Stored entries
[start]

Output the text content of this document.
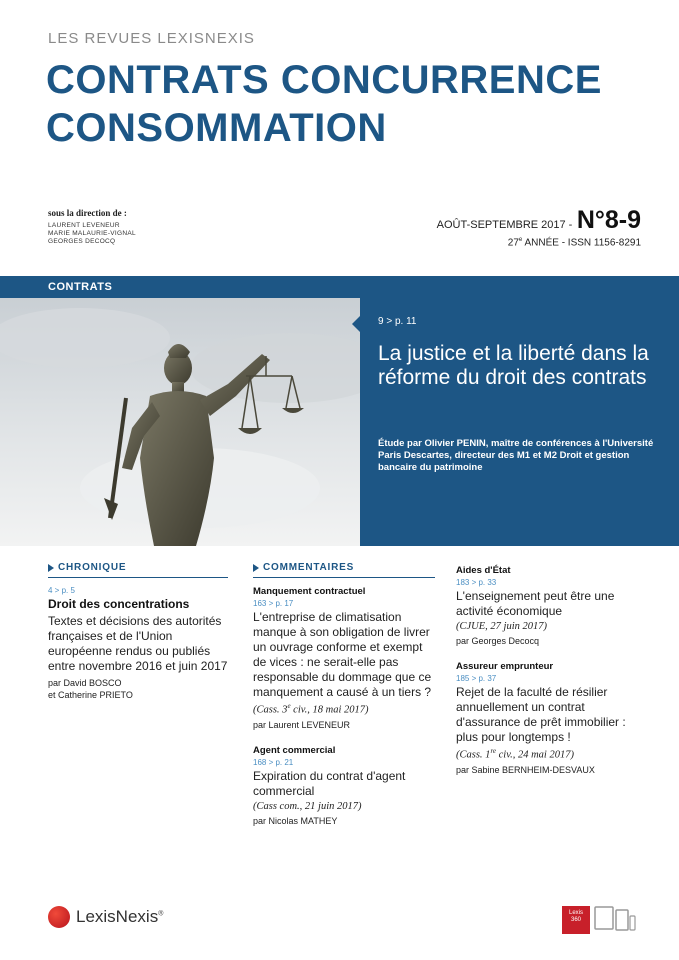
LES REVUES LEXISNEXIS
CONTRATS CONCURRENCE
CONSOMMATION
sous la direction de :
LAURENT LEVENEUR
MARIE MALAURIE-VIGNAL
GEORGES DECOCQ
AOÛT-SEPTEMBRE 2017 - N°8-9
27e ANNÉE - ISSN 1156-8291
CONTRATS
9 > p. 11
La justice et la liberté dans la réforme du droit des contrats
Étude par Olivier PENIN, maître de conférences à l'Université Paris Descartes, directeur des M1 et M2 Droit et gestion bancaire du patrimoine
CHRONIQUE
4 > p. 5
Droit des concentrations
Textes et décisions des autorités françaises et de l'Union européenne rendus ou publiés entre novembre 2016 et juin 2017
par David BOSCO
et Catherine PRIETO
COMMENTAIRES
Manquement contractuel
163 > p. 17
L'entreprise de climatisation manque à son obligation de livrer un ouvrage conforme et exempt de vices : ne serait-elle pas responsable du dommage que ce manquement a causé à un tiers ?
(Cass. 3e civ., 18 mai 2017)
par Laurent LEVENEUR
Agent commercial
168 > p. 21
Expiration du contrat d'agent commercial
(Cass com., 21 juin 2017)
par Nicolas MATHEY
Aides d'État
183 > p. 33
L'enseignement peut être une activité économique
(CJUE, 27 juin 2017)
par Georges Decocq
Assureur emprunteur
185 > p. 37
Rejet de la faculté de résilier annuellement un contrat d'assurance de prêt immobilier : plus pour longtemps !
(Cass. 1re civ., 24 mai 2017)
par Sabine BERNHEIM-DESVAUX
LexisNexis®	Lexis
360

[end]

EXERCISE DIRECTIONS: Some lines of the data may hold the word "LEVENEUR". Say how many do, with nothing else.

WRITTEN RESPONSE: 2